**Exercise directions:** Copy out all the lines where "Доставка" shows up.

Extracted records

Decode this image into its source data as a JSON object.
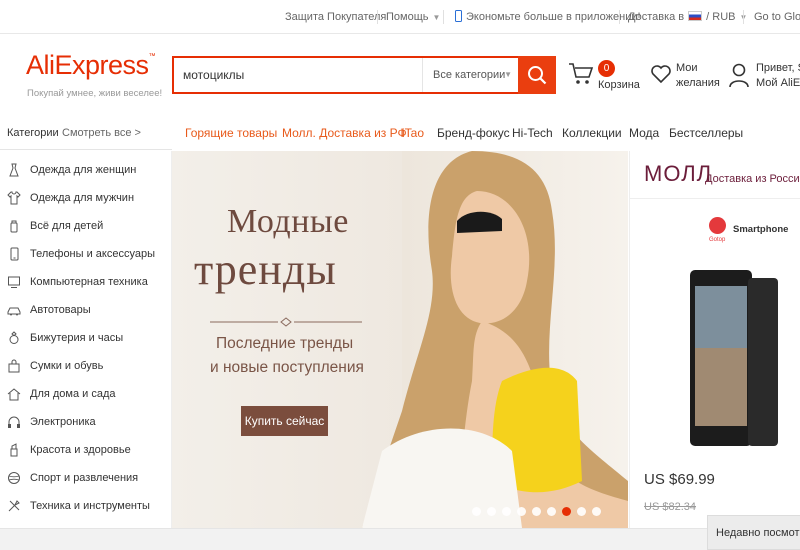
{
  "topbar": {
    "buyer_protection": "Защита Покупателя",
    "help": "Помощь",
    "app_promo": "Экономьте больше в приложении!",
    "delivery_to": "Доставка в",
    "currency": "RUB",
    "go_global": "Go to Global"
  },
  "header": {
    "logo_text": "AliExpress",
    "logo_tm": "™",
    "slogan": "Покупай умнее, живи веселее!",
    "search_value": "мотоциклы",
    "search_category": "Все категории",
    "cart_count": "0",
    "cart_label": "Корзина",
    "wishlist_line1": "Мои",
    "wishlist_line2": "желания",
    "account_line1": "Привет, Sign in",
    "account_line2": "Мой AliExpress"
  },
  "categories_bar": {
    "title": "Категории",
    "see_all": "Смотреть все >"
  },
  "nav": [
    {
      "label": "Горящие товары",
      "accent": true
    },
    {
      "label": "Молл. Доставка из РФ",
      "accent": true
    },
    {
      "label": "iTao",
      "accent": true
    },
    {
      "label": "Бренд-фокус",
      "accent": false
    },
    {
      "label": "Hi-Tech",
      "accent": false
    },
    {
      "label": "Коллекции",
      "accent": false
    },
    {
      "label": "Мода",
      "accent": false
    },
    {
      "label": "Бестселлеры",
      "accent": false
    }
  ],
  "sidebar": {
    "items": [
      {
        "label": "Одежда для женщин",
        "icon": "dress-icon"
      },
      {
        "label": "Одежда для мужчин",
        "icon": "shirt-icon"
      },
      {
        "label": "Всё для детей",
        "icon": "baby-bottle-icon"
      },
      {
        "label": "Телефоны и аксессуары",
        "icon": "phone-icon"
      },
      {
        "label": "Компьютерная техника",
        "icon": "computer-icon"
      },
      {
        "label": "Автотовары",
        "icon": "car-icon"
      },
      {
        "label": "Бижутерия и часы",
        "icon": "ring-icon"
      },
      {
        "label": "Сумки и обувь",
        "icon": "bag-icon"
      },
      {
        "label": "Для дома и сада",
        "icon": "house-icon"
      },
      {
        "label": "Электроника",
        "icon": "headphones-icon"
      },
      {
        "label": "Красота и здоровье",
        "icon": "beauty-icon"
      },
      {
        "label": "Спорт и развлечения",
        "icon": "ball-icon"
      },
      {
        "label": "Техника и инструменты",
        "icon": "tools-icon"
      }
    ]
  },
  "banner": {
    "title_line1": "Модные",
    "title_line2": "тренды",
    "subtitle_line1": "Последние тренды",
    "subtitle_line2": "и новые поступления",
    "cta": "Купить сейчас",
    "slides_count": 9,
    "active_slide": 7
  },
  "mall": {
    "title": "МОЛЛ",
    "subtitle": "Доставка из России",
    "brand_name": "Smartphone",
    "brand_sub": "Gotop",
    "price": "US $69.99",
    "old_price": "US $82.34"
  },
  "recently_viewed": "Недавно посмотренные",
  "colors": {
    "brand": "#e62e04",
    "nav_accent": "#e85a1b",
    "banner_text": "#6e4a3f",
    "cta_bg": "#7b4d3d",
    "mall_accent": "#6b1d3a"
  }
}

**Expected answer:**
    "delivery_to": "Доставка в",
      "label": "Молл. Доставка из РФ",
    "subtitle": "Доставка из России",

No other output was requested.